Task goal → Restate each entry word for word, leaving nothing out.

Entries →
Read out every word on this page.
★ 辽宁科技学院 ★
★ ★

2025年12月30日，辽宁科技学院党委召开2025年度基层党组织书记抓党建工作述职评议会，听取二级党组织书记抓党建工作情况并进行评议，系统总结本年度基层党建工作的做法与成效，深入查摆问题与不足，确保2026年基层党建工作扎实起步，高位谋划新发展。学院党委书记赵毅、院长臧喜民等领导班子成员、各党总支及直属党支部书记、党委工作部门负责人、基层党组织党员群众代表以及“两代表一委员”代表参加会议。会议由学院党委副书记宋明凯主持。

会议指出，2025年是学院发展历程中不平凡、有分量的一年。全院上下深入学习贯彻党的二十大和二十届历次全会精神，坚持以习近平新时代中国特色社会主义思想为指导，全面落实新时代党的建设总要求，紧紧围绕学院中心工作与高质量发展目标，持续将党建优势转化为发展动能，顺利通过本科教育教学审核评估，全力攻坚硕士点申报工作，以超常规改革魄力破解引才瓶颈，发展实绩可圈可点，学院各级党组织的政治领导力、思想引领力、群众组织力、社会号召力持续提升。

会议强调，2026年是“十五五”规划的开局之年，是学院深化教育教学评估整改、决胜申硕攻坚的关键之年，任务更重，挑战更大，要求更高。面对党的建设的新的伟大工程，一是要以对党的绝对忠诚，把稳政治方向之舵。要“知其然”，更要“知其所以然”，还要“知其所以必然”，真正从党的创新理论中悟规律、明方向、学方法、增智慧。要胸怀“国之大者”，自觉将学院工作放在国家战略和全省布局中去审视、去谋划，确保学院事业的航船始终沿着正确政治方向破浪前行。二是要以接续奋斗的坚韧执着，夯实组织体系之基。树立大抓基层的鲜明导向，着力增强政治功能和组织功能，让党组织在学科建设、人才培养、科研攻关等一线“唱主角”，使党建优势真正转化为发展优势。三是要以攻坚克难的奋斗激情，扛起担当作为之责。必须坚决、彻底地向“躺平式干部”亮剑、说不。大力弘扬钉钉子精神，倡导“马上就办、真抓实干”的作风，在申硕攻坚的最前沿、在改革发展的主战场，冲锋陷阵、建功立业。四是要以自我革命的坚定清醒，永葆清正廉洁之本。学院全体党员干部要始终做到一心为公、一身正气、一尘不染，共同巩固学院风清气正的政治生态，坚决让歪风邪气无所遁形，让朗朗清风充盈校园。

Response to this task →
Read out every word on this page.
★ 辽宁科技学院 ★
★ ★

2025年12月30日，辽宁科技学院党委召开2025年度基层党组织书记抓党建工作述职评议会，听取二级党组织书记抓党建工作情况并进行评议，系统总结本年度基层党建工作的做法与成效，深入查摆问题与不足，确保2026年基层党建工作扎实起步，高位谋划新发展。学院党委书记赵毅、院长臧喜民等领导班子成员、各党总支及直属党支部书记、党委工作部门负责人、基层党组织党员群众代表以及“两代表一委员”代表参加会议。会议由学院党委副书记宋明凯主持。

会议指出，2025年是学院发展历程中不平凡、有分量的一年。全院上下深入学习贯彻党的二十大和二十届历次全会精神，坚持以习近平新时代中国特色社会主义思想为指导，全面落实新时代党的建设总要求，紧紧围绕学院中心工作与高质量发展目标，持续将党建优势转化为发展动能，顺利通过本科教育教学审核评估，全力攻坚硕士点申报工作，以超常规改革魄力破解引才瓶颈，发展实绩可圈可点，学院各级党组织的政治领导力、思想引领力、群众组织力、社会号召力持续提升。

会议强调，2026年是“十五五”规划的开局之年，是学院深化教育教学评估整改、决胜申硕攻坚的关键之年，任务更重，挑战更大，要求更高。面对党的建设的新的伟大工程，一是要以对党的绝对忠诚，把稳政治方向之舵。要“知其然”，更要“知其所以然”，还要“知其所以必然”，真正从党的创新理论中悟规律、明方向、学方法、增智慧。要胸怀“国之大者”，自觉将学院工作放在国家战略和全省布局中去审视、去谋划，确保学院事业的航船始终沿着正确政治方向破浪前行。二是要以接续奋斗的坚韧执着，夯实组织体系之基。树立大抓基层的鲜明导向，着力增强政治功能和组织功能，让党组织在学科建设、人才培养、科研攻关等一线“唱主角”，使党建优势真正转化为发展优势。三是要以攻坚克难的奋斗激情，扛起担当作为之责。必须坚决、彻底地向“躺平式干部”亮剑、说不。大力弘扬钉钉子精神，倡导“马上就办、真抓实干”的作风，在申硕攻坚的最前沿、在改革发展的主战场，冲锋陷阵、建功立业。四是要以自我革命的坚定清醒，永葆清正廉洁之本。学院全体党员干部要始终做到一心为公、一身正气、一尘不染，共同巩固学院风清气正的政治生态，坚决让歪风邪气无所遁形，让朗朗清风充盈校园。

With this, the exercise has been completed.